- GIVEN EXERCISE A: Copy out the passage below on organized pseudolegal commercial arguments in full, word for word.

"Organized Psuedolegal Commercial Arguments" (or OPCAs) are a form of facetious arguments made by litigants and would-be political scholars that they are not under the rule or jurisdiction of law. The basic belief is that only certain forms of law are valid, either "natural law" or "contract law", and that by using a series of technicalities, a person can exempt themselves from answering to the legal system. The OPCAs are most popular in the English speaking world, and vary from country to country: some of them are specific to one country, such as the The Ohio argument against federal income taxes, while others such as the Freeman on the land arguments are based on ideas of "natural rights". There are a number of these theories, and there will probably be more oozing out of the woodwork of the internet. Rather than go into the history and details of all of them, I will encapsulate what they have in common.

- GIVEN EXERCISE B: Rewrite the entries from the first one through the line containing "volcano-dot-down: [397, 449, 402, 453]", changing every "volcano-dot-up" to "volcano-point-up" and leaving everything else as it is.

- RECORDS FOR THIS TASK:
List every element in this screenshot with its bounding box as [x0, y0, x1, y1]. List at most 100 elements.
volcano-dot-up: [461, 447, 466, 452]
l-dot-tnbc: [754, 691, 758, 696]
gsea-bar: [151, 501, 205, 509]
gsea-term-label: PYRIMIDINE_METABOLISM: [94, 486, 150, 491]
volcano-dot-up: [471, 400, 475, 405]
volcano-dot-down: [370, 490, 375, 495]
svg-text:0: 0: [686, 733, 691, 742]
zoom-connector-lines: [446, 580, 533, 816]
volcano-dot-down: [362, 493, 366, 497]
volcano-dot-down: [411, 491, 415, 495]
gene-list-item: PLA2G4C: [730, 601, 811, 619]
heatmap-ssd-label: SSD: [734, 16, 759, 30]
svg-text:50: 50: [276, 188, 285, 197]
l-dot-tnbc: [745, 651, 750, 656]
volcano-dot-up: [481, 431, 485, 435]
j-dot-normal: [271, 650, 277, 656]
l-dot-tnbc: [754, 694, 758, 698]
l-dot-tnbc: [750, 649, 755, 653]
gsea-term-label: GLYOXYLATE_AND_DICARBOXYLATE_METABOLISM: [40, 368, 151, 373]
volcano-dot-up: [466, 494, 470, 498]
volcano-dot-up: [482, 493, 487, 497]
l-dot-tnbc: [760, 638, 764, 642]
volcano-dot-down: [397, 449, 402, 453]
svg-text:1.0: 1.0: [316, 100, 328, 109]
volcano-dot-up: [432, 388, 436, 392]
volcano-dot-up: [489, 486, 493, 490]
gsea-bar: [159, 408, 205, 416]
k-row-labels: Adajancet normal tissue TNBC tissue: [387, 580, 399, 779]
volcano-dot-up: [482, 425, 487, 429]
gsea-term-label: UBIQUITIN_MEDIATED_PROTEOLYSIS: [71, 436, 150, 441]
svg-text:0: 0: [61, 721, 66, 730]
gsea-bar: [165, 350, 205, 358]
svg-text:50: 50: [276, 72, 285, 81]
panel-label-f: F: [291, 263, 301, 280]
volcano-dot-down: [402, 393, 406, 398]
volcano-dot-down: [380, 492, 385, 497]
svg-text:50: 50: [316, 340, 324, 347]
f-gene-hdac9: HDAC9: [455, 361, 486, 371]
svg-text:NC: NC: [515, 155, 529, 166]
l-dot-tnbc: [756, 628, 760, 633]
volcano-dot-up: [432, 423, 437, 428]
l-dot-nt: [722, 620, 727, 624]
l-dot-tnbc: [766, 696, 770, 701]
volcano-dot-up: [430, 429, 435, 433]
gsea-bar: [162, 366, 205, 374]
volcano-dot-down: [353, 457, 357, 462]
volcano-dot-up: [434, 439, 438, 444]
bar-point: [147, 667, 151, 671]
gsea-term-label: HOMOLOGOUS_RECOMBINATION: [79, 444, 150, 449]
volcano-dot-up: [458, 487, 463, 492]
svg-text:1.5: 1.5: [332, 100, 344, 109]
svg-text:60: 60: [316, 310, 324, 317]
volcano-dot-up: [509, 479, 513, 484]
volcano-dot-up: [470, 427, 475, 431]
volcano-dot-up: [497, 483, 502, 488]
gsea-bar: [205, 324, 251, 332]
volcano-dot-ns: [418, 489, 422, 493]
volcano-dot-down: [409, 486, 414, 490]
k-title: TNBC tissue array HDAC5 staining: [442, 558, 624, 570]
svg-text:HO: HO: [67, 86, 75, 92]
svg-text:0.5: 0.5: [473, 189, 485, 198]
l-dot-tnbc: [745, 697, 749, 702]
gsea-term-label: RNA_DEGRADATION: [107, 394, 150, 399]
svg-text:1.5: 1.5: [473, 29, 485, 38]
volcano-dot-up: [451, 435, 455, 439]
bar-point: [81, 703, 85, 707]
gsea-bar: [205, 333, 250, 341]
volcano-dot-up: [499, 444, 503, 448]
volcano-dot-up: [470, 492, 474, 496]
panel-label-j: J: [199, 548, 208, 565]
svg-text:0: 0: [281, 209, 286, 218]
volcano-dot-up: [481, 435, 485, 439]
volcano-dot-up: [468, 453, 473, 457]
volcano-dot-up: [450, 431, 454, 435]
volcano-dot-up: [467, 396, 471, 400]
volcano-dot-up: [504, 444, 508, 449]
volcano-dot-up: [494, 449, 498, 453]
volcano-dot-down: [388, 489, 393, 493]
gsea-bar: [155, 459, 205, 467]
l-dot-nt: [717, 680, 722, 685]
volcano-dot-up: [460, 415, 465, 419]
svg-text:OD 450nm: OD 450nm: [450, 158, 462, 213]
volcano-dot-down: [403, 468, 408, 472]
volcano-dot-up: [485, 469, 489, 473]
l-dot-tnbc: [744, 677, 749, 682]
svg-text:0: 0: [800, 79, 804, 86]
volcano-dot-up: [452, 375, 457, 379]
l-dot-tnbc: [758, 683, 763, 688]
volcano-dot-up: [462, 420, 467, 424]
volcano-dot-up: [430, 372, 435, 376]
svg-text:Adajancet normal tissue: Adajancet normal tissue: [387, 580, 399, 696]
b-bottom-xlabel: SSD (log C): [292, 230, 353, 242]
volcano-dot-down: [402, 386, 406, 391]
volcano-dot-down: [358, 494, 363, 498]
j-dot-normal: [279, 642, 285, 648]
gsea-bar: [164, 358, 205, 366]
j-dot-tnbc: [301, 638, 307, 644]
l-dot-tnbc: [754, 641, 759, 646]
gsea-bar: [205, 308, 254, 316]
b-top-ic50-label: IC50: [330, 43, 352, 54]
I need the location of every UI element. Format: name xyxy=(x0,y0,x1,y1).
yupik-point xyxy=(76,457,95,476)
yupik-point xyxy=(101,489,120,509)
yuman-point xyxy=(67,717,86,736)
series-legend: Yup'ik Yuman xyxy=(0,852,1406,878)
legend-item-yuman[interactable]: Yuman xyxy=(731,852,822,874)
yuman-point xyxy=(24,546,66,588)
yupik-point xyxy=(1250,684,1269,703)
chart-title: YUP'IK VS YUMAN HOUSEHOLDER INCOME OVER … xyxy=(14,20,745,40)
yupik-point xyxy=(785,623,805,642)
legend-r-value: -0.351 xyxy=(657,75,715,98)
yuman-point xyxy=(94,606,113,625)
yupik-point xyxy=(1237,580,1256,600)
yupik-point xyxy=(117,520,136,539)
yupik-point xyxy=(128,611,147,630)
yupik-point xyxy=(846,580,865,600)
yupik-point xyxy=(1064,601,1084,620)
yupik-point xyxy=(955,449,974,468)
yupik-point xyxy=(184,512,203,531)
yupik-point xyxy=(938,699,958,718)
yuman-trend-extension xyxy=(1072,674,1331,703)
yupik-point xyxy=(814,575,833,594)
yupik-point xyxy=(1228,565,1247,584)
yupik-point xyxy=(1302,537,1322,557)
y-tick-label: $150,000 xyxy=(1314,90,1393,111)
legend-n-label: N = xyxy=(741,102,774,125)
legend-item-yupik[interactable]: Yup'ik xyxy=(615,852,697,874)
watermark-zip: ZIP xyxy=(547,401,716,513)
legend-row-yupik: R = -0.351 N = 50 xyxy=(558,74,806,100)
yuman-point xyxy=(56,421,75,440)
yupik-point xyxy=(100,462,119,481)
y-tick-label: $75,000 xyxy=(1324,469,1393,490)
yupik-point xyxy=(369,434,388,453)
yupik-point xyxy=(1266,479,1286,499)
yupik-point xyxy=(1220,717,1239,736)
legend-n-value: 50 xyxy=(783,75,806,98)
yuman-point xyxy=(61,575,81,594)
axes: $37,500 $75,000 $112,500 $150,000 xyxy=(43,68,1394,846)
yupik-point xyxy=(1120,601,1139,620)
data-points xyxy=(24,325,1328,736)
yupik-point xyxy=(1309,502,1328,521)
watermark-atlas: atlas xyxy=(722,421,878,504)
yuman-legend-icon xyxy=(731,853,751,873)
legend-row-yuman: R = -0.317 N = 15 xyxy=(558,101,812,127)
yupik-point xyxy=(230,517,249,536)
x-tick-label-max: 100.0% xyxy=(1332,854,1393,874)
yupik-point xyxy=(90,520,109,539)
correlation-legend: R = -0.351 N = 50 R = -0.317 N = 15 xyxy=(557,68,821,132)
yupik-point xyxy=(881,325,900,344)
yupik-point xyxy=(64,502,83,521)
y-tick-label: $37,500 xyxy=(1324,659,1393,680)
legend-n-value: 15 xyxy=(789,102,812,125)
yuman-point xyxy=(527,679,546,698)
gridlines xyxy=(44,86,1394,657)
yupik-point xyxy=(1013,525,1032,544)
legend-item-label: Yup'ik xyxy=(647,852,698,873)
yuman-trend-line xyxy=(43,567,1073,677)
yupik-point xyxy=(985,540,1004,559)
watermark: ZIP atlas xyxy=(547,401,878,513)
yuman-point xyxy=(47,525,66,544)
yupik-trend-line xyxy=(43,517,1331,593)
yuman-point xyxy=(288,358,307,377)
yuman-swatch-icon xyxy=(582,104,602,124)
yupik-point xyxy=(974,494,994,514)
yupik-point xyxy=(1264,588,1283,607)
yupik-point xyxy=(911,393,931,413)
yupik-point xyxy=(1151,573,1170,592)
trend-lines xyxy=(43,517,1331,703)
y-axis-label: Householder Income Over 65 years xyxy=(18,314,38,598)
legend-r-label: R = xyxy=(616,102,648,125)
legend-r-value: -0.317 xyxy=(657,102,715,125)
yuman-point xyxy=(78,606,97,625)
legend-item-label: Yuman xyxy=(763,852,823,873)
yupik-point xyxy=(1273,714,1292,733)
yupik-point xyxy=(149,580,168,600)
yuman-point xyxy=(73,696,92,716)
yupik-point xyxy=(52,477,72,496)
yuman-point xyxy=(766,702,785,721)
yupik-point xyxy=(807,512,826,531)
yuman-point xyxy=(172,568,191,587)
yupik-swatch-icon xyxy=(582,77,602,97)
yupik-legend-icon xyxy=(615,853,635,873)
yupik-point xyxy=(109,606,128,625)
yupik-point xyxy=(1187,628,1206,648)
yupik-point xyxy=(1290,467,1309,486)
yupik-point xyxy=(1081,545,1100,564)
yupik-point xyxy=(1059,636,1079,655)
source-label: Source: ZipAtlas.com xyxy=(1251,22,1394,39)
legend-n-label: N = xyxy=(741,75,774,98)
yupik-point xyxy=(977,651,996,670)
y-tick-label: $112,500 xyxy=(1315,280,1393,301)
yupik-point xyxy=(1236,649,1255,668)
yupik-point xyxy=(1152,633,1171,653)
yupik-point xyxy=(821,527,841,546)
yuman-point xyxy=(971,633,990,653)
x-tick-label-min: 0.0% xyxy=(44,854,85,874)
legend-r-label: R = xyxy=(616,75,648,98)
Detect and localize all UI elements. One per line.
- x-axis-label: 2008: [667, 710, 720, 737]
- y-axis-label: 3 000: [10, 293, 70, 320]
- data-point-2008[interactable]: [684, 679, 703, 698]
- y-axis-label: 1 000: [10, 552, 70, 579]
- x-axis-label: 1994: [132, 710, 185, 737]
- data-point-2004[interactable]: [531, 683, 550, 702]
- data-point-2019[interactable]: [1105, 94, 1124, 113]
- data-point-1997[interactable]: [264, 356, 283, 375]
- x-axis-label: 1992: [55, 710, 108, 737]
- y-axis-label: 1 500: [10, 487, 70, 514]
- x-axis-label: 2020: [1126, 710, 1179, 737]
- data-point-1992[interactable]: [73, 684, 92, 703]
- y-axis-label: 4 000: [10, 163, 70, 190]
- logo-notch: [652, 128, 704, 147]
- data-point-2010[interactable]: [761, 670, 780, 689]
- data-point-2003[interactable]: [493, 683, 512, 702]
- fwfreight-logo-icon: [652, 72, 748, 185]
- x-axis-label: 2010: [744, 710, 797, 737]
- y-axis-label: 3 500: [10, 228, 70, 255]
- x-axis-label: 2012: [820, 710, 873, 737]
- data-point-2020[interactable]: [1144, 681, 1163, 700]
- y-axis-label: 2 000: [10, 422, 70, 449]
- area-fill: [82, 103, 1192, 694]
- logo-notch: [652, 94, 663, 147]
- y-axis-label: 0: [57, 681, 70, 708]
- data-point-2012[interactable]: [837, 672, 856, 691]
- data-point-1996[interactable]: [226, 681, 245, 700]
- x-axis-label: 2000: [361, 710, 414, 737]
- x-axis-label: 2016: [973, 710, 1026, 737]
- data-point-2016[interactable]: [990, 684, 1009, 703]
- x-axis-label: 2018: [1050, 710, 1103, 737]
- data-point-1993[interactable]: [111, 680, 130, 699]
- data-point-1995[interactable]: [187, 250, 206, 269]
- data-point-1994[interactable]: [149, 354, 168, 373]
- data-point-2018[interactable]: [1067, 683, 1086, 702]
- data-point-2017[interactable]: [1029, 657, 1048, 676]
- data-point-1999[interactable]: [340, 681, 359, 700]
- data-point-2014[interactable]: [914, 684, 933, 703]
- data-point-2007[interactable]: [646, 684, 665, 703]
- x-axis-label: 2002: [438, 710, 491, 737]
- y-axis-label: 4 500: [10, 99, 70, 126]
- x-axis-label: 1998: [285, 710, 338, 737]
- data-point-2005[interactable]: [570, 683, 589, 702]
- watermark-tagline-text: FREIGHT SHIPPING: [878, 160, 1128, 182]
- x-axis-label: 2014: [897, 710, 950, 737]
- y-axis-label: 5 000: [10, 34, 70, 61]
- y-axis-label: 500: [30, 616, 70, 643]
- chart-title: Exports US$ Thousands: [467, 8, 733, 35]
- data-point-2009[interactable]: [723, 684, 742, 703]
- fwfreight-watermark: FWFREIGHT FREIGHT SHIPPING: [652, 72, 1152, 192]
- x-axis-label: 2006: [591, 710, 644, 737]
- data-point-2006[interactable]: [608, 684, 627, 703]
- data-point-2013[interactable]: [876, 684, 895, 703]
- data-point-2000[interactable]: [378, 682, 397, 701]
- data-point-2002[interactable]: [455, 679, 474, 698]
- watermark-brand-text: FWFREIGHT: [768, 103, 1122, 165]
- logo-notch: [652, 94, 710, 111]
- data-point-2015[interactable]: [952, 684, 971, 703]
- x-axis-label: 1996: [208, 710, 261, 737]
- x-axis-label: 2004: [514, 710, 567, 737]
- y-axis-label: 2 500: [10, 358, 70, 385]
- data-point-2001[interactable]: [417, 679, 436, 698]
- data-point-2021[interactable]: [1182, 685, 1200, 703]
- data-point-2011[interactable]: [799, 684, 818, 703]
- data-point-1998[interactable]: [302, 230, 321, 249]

- WORKED SOLUTION A:
"Organized Psuedolegal Commercial Arguments" (or OPCAs) are a form of facetious arguments made by litigants and would-be political scholars that they are not under the rule or jurisdiction of law. The basic belief is that only certain forms of law are valid, either "natural law" or "contract law", and that by using a series of technicalities, a person can exempt themselves from answering to the legal system. The OPCAs are most popular in the English speaking world, and vary from country to country: some of them are specific to one country, such as the The Ohio argument against federal income taxes, while others such as the Freeman on the land arguments are based on ideas of "natural rights". There are a number of these theories, and there will probably be more oozing out of the woodwork of the internet. Rather than go into the history and details of all of them, I will encapsulate what they have in common.

- WORKED SOLUTION B:
List every element in this screenshot with its bounding box as [x0, y0, x1, y1]. List at most 100 elements.
volcano-point-up: [461, 447, 466, 452]
l-dot-tnbc: [754, 691, 758, 696]
gsea-bar: [151, 501, 205, 509]
gsea-term-label: PYRIMIDINE_METABOLISM: [94, 486, 150, 491]
volcano-point-up: [471, 400, 475, 405]
volcano-dot-down: [370, 490, 375, 495]
svg-text:0: 0: [686, 733, 691, 742]
zoom-connector-lines: [446, 580, 533, 816]
volcano-dot-down: [362, 493, 366, 497]
volcano-dot-down: [411, 491, 415, 495]
gene-list-item: PLA2G4C: [730, 601, 811, 619]
heatmap-ssd-label: SSD: [734, 16, 759, 30]
svg-text:50: 50: [276, 188, 285, 197]
l-dot-tnbc: [745, 651, 750, 656]
volcano-point-up: [481, 431, 485, 435]
j-dot-normal: [271, 650, 277, 656]
l-dot-tnbc: [754, 694, 758, 698]
l-dot-tnbc: [750, 649, 755, 653]
gsea-term-label: GLYOXYLATE_AND_DICARBOXYLATE_METABOLISM: [40, 368, 151, 373]
volcano-point-up: [466, 494, 470, 498]
volcano-point-up: [482, 493, 487, 497]
l-dot-tnbc: [760, 638, 764, 642]
volcano-dot-down: [397, 449, 402, 453]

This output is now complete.